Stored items
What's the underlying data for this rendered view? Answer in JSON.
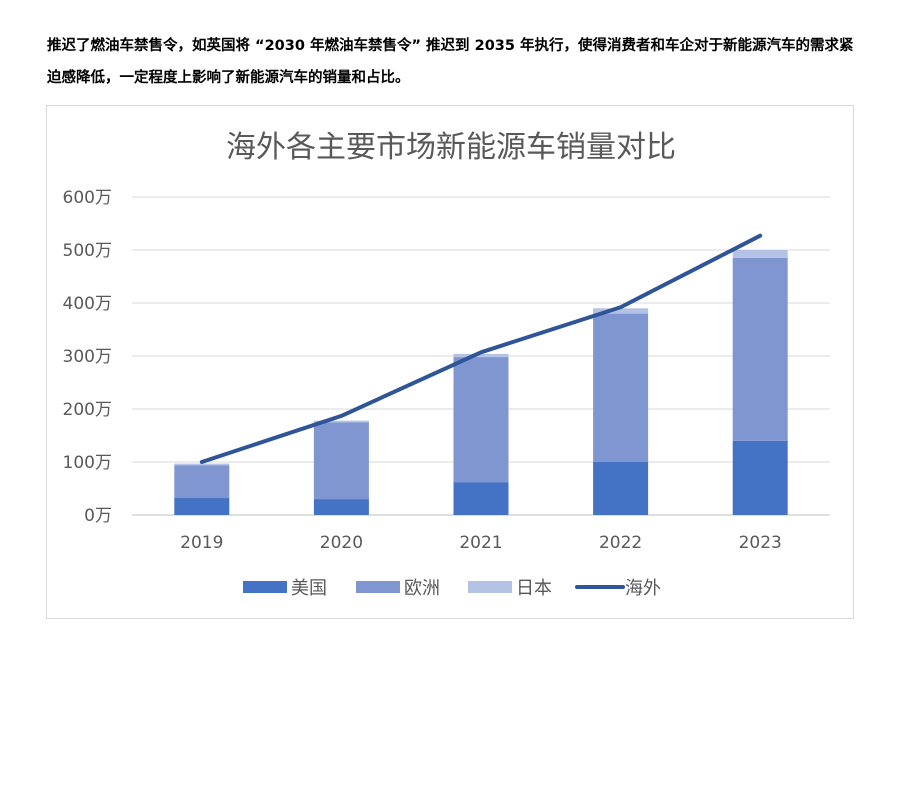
{
  "article": {
    "paragraph": "推迟了燃油车禁售令，如英国将 “2030 年燃油车禁售令” 推迟到 2035 年执行，使得消费者和车企对于新能源汽车的需求紧迫感降低，一定程度上影响了新能源汽车的销量和占比。"
  },
  "chart_data": {
    "type": "bar",
    "stacked": true,
    "title": "海外各主要市场新能源车销量对比",
    "categories": [
      "2019",
      "2020",
      "2021",
      "2022",
      "2023"
    ],
    "y_unit": "万",
    "ylim": [
      0,
      600
    ],
    "yticks": [
      0,
      100,
      200,
      300,
      400,
      500,
      600
    ],
    "ytick_labels": [
      "0万",
      "100万",
      "200万",
      "300万",
      "400万",
      "500万",
      "600万"
    ],
    "grid": true,
    "legend_position": "bottom",
    "series": [
      {
        "name": "美国",
        "type": "bar",
        "color": "#4472c4",
        "values": [
          32,
          30,
          62,
          100,
          140
        ]
      },
      {
        "name": "欧洲",
        "type": "bar",
        "color": "#7f96d1",
        "values": [
          62,
          145,
          236,
          280,
          345
        ]
      },
      {
        "name": "日本",
        "type": "bar",
        "color": "#b4c3e5",
        "values": [
          3,
          3,
          6,
          10,
          15
        ]
      },
      {
        "name": "海外",
        "type": "line",
        "color": "#2f5597",
        "values": [
          100,
          187,
          307,
          392,
          527
        ]
      }
    ]
  }
}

Exercise task
From the material above, copy each line that includes the word "color".

Final result
        "color": "#4472c4",
        "color": "#7f96d1",
        "color": "#b4c3e5",
        "color": "#2f5597",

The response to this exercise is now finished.